**STATED EXERCISE:** Extract each line containing the string "caption".
>> START STORED RECORDS
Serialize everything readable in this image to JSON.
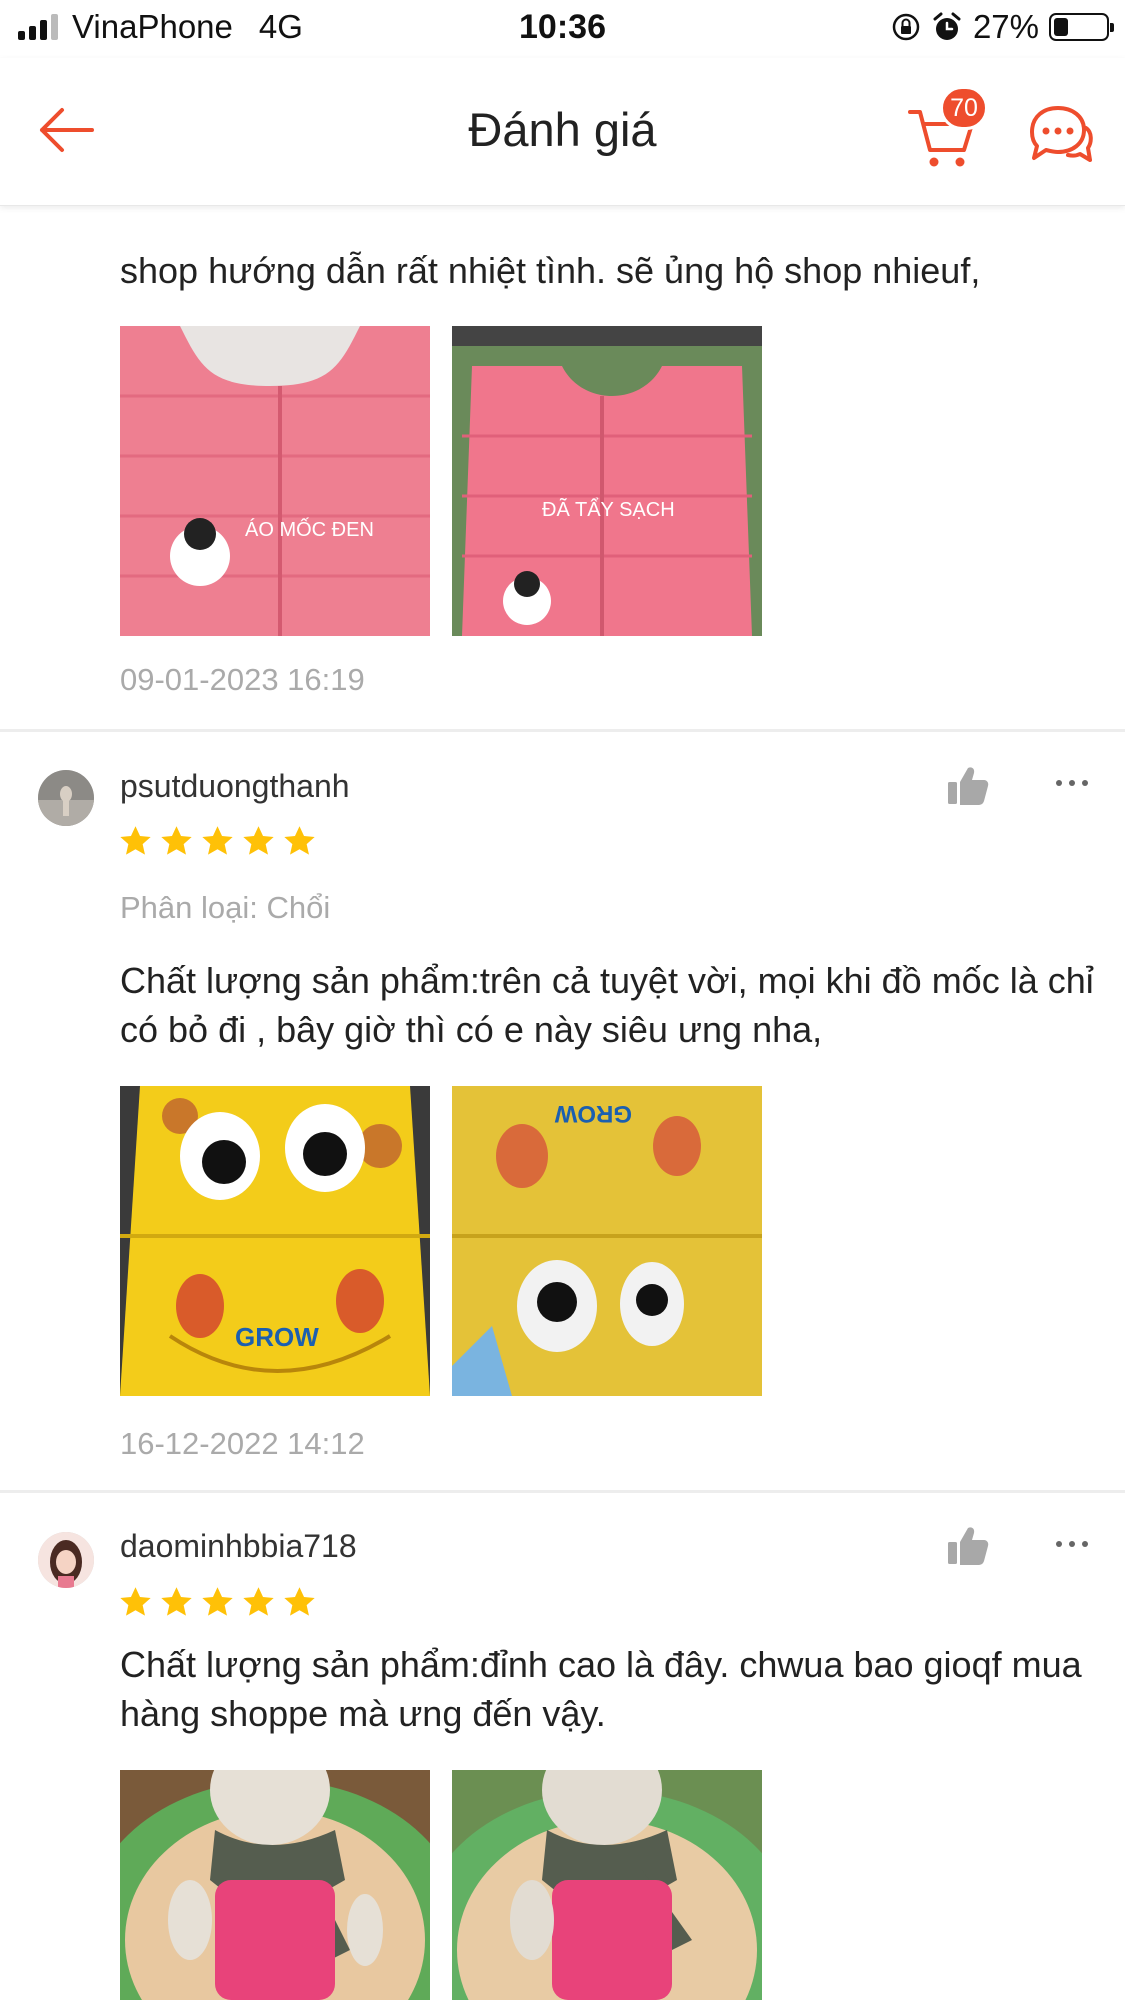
{
  "status_bar": {
    "carrier": "VinaPhone",
    "network": "4G",
    "time": "10:36",
    "battery": "27%",
    "battery_level": 0.27
  },
  "header": {
    "title": "Đánh giá",
    "cart_count": "70",
    "accent_color": "#ee4d2d"
  },
  "reviews": [
    {
      "text": "shop hướng dẫn rất nhiệt tình. sẽ ủng hộ shop nhieuf,",
      "photos": [
        {
          "caption": "ÁO MỐC ĐEN",
          "subject": "pink vest"
        },
        {
          "caption": "ĐÃ TẨY SẠCH",
          "subject": "pink vest"
        }
      ],
      "date": "09-01-2023 16:19"
    },
    {
      "username": "psutduongthanh",
      "rating": 5,
      "variation": "Phân loại: Chổi",
      "text": "Chất lượng sản phẩm:trên cả tuyệt vời, mọi khi đồ mốc là chỉ có bỏ đi , bây giờ thì có e này siêu ưng nha,",
      "photos": [
        {
          "caption": "GROW",
          "subject": "yellow backpack"
        },
        {
          "caption": "GROW",
          "subject": "yellow backpack"
        }
      ],
      "date": "16-12-2022 14:12"
    },
    {
      "username": "daominhbbia718",
      "rating": 5,
      "text": "Chất lượng sản phẩm:đỉnh cao là đây. chwua bao gioqf mua hàng shoppe mà ưng đến vậy.",
      "photos": [
        {
          "subject": "plush bunny"
        },
        {
          "subject": "plush bunny"
        }
      ]
    }
  ],
  "icons": {
    "back": "arrow-left-icon",
    "cart": "cart-icon",
    "chat": "chat-icon",
    "like": "thumbs-up-icon",
    "more": "more-icon",
    "star": "star-icon"
  },
  "colors": {
    "star": "#ffc107",
    "muted_text": "#aaaaaa",
    "like_icon": "#a8a8a8"
  }
}
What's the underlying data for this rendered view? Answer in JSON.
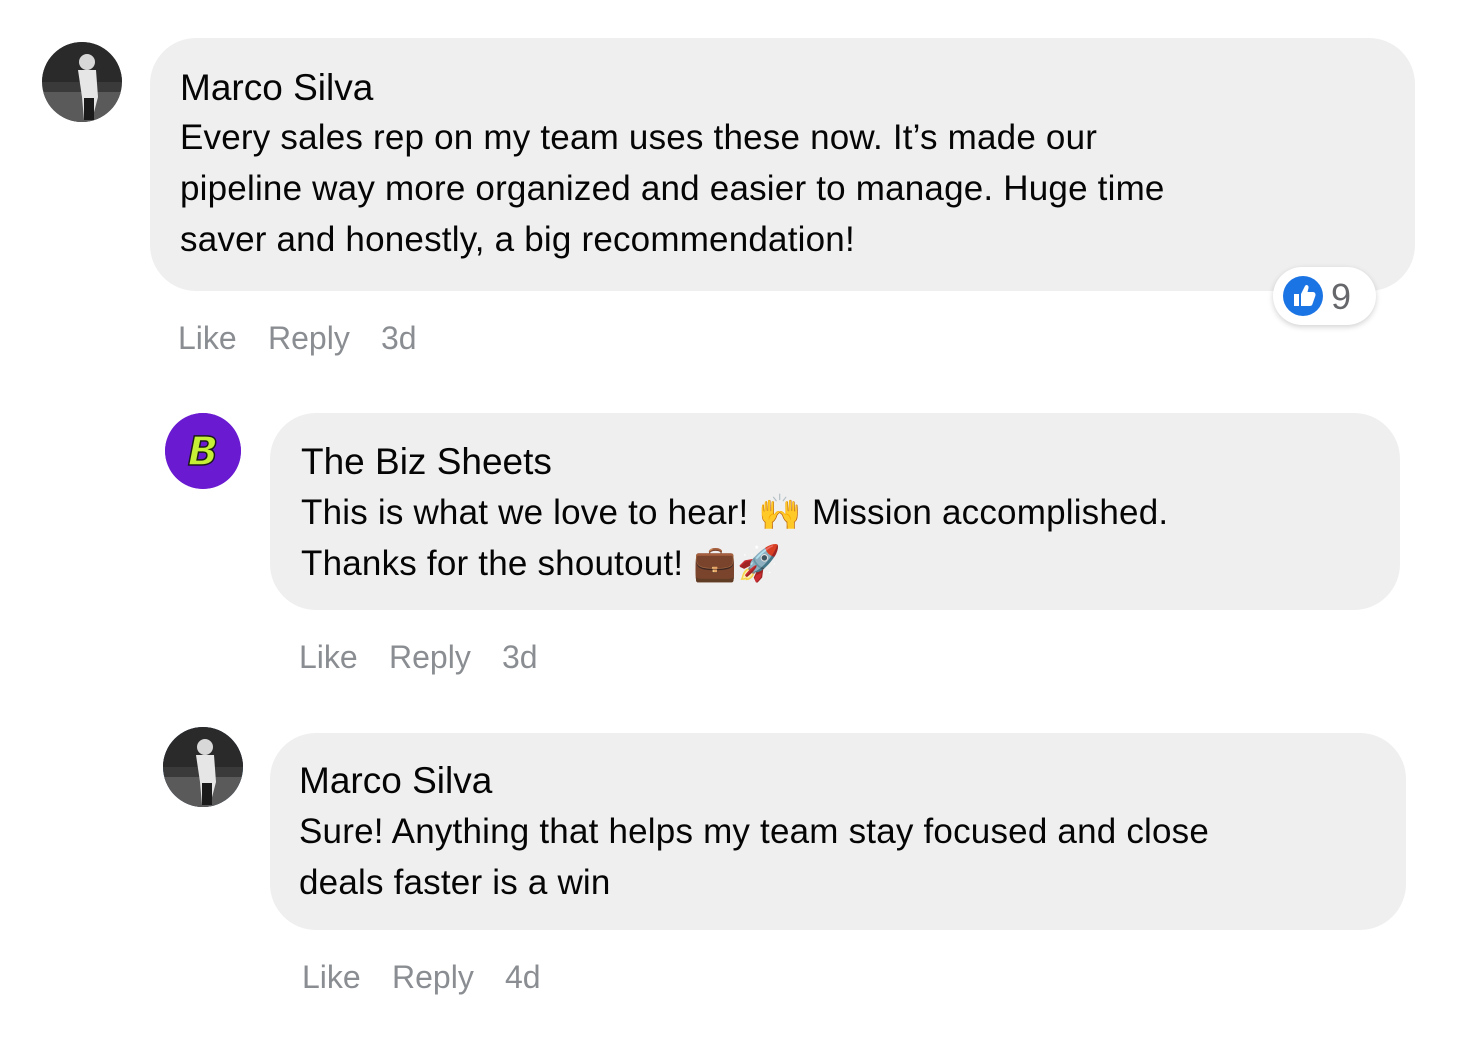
{
  "comments": [
    {
      "author": "Marco Silva",
      "lines": [
        "Every sales rep on my team uses these now. It’s made our",
        "pipeline way more organized and easier to manage. Huge time",
        "saver and honestly, a big recommendation!"
      ],
      "like_label": "Like",
      "reply_label": "Reply",
      "time": "3d",
      "reaction_icon": "thumbs-up-icon",
      "reaction_count": "9"
    },
    {
      "author": "The Biz Sheets",
      "line1_a": "This is what we love to hear! ",
      "line1_emoji": "🙌",
      "line1_b": " Mission accomplished.",
      "line2_a": "Thanks for the shoutout! ",
      "line2_emoji": "💼🚀",
      "like_label": "Like",
      "reply_label": "Reply",
      "time": "3d"
    },
    {
      "author": "Marco Silva",
      "lines": [
        "Sure! Anything that helps my team stay focused and close",
        "deals faster is a win"
      ],
      "like_label": "Like",
      "reply_label": "Reply",
      "time": "4d"
    }
  ],
  "colors": {
    "bubble": "#efefef",
    "meta_text": "#8a8d91",
    "like_blue": "#1b74e4",
    "biz_avatar_bg": "#6a1bd1",
    "biz_logo": "#c6f035"
  }
}
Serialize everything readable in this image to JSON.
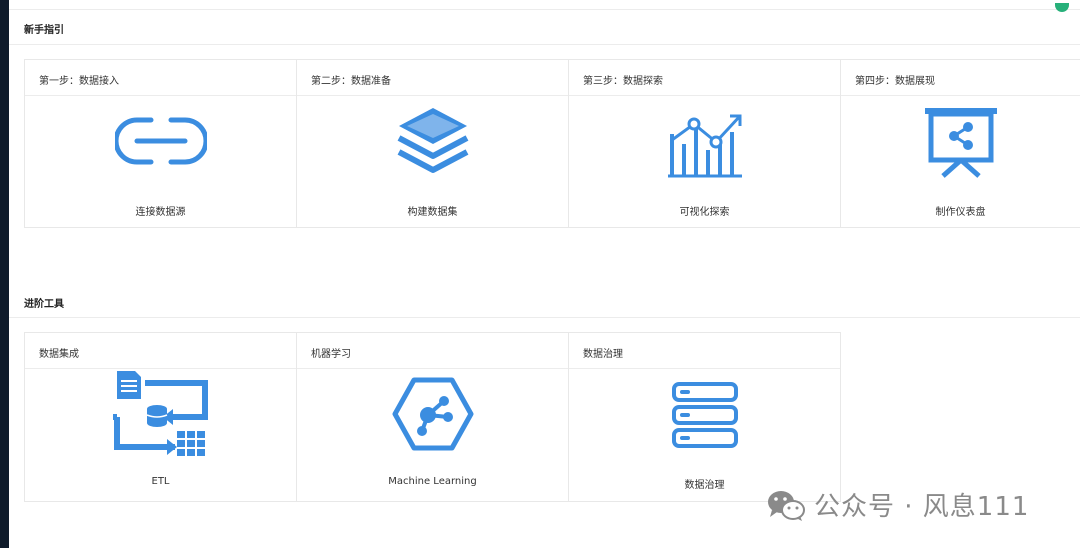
{
  "colors": {
    "accent": "#3b8de0",
    "sidebar": "#0f1b2b",
    "border": "#e8e8e8"
  },
  "guide": {
    "title": "新手指引",
    "cards": [
      {
        "step": "第一步：数据接入",
        "label": "连接数据源",
        "icon": "link-icon"
      },
      {
        "step": "第二步：数据准备",
        "label": "构建数据集",
        "icon": "layers-icon"
      },
      {
        "step": "第三步：数据探索",
        "label": "可视化探索",
        "icon": "chart-icon"
      },
      {
        "step": "第四步：数据展现",
        "label": "制作仪表盘",
        "icon": "presentation-icon"
      }
    ]
  },
  "advanced": {
    "title": "进阶工具",
    "cards": [
      {
        "name": "数据集成",
        "label": "ETL",
        "icon": "etl-icon"
      },
      {
        "name": "机器学习",
        "label": "Machine Learning",
        "icon": "machine-learning-icon"
      },
      {
        "name": "数据治理",
        "label": "数据治理",
        "icon": "database-icon"
      }
    ]
  },
  "watermark": {
    "text": "公众号 · 风息111",
    "icon": "wechat-icon"
  }
}
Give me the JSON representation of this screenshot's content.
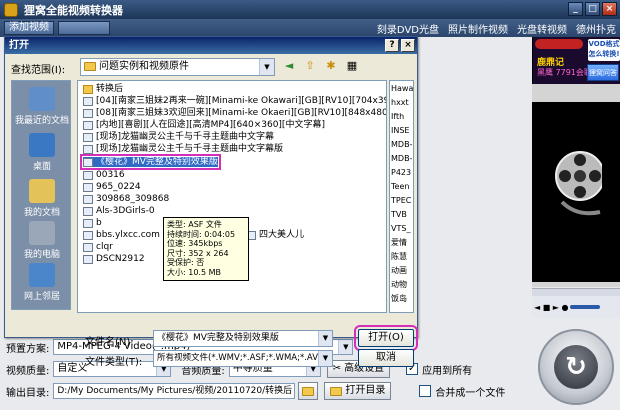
{
  "app": {
    "title": "狸窝全能视频转换器",
    "window_controls": [
      "_",
      "□",
      "×"
    ]
  },
  "toolbar": {
    "add_video": "添加视频",
    "dim_button": "",
    "right_items": [
      "刻录DVD光盘",
      "照片制作视频",
      "光盘转视频",
      "德州扑克"
    ]
  },
  "ad": {
    "vod_text": "VOD格式 怎么转换!",
    "headline": "鹿鼎记",
    "sub": "黑鹰 7791会联盟",
    "button": "狸窝问答"
  },
  "preview": {
    "controls": "◄ ■ ► ●"
  },
  "dialog": {
    "title": "打开",
    "close": "×",
    "help": "?",
    "lookin_label": "查找范围(I):",
    "lookin_value": "问题实例和视频原件",
    "places": [
      {
        "label": "我最近的文档",
        "color": "#5f8ec9"
      },
      {
        "label": "桌面",
        "color": "#3a78c4"
      },
      {
        "label": "我的文档",
        "color": "#e3c25a"
      },
      {
        "label": "我的电脑",
        "color": "#9aa7b8"
      },
      {
        "label": "网上邻居",
        "color": "#4a86c9"
      }
    ],
    "files": [
      {
        "name": "转换后",
        "folder": true
      },
      {
        "name": "[04][南家三姐妹2再来一碗][Minami-ke Okawari][GB][RV10][704x396]",
        "folder": false
      },
      {
        "name": "[08][南家三姐妹3欢迎回来][Minami-ke Okaeri][GB][RV10][848x480]",
        "folder": false
      },
      {
        "name": "[内地][喜剧][人在囧途][高清MP4][640×360][中文字幕]",
        "folder": false
      },
      {
        "name": "[现场]龙猫幽灵公主千与千寻主题曲中文字幕",
        "folder": false
      },
      {
        "name": "[现场]龙猫幽灵公主千与千寻主题曲中文字幕版",
        "folder": false
      },
      {
        "name": "《樱花》MV完整及特别效果版",
        "folder": false,
        "selected": true
      },
      {
        "name": "00316",
        "folder": false
      },
      {
        "name": "965_0224",
        "folder": false
      },
      {
        "name": "309868_309868",
        "folder": false
      },
      {
        "name": "Als-3DGirls-0",
        "folder": false
      },
      {
        "name": "b",
        "folder": false
      },
      {
        "name": "bbs.ylxcc.com",
        "folder": false
      },
      {
        "name": "clqr",
        "folder": false
      },
      {
        "name": "DSCN2912",
        "folder": false
      }
    ],
    "file_extra": "四大美人儿",
    "col2_files": [
      "Hawa",
      "hxxt",
      "Ifth",
      "INSE",
      "MDB-",
      "MDB-",
      "P423",
      "Teen",
      "TPEC",
      "TVB",
      "VTS_",
      "爱情",
      "陈慧",
      "动画",
      "动物",
      "饭岛"
    ],
    "tooltip": [
      "类型: ASF 文件",
      "持续时间: 0:04:05",
      "位速: 345kbps",
      "尺寸: 352 x 264",
      "受保护: 否",
      "大小: 10.5 MB"
    ],
    "filename_label": "文件名(N):",
    "filename_value": "《樱花》MV完整及特别效果版",
    "filetype_label": "文件类型(T):",
    "filetype_value": "所有视频文件(*.WMV;*.ASF;*.WMA;*.AVI;",
    "open_button": "打开(O)",
    "cancel_button": "取消"
  },
  "settings": {
    "preset_label": "预置方案:",
    "preset_value": "MP4-MPEG-4 Video(*.mp4)",
    "video_quality_label": "视频质量:",
    "video_quality_value": "自定义",
    "audio_quality_label": "音频质量:",
    "audio_quality_value": "中等质量",
    "advanced_button": "高级设置",
    "apply_all_label": "应用到所有",
    "apply_all_checked": true,
    "output_label": "输出目录:",
    "output_value": "D:/My Documents/My Pictures/视频/20110720/转换后",
    "open_dir_button": "打开目录",
    "merge_label": "合并成一个文件",
    "merge_checked": false
  }
}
>> END STORED RECORDS
**WORKED ANSWER:**
          "caption": "ÁO MỐC ĐEN",
          "caption": "ĐÃ TẨY SẠCH",
          "caption": "GROW",
          "caption": "GROW",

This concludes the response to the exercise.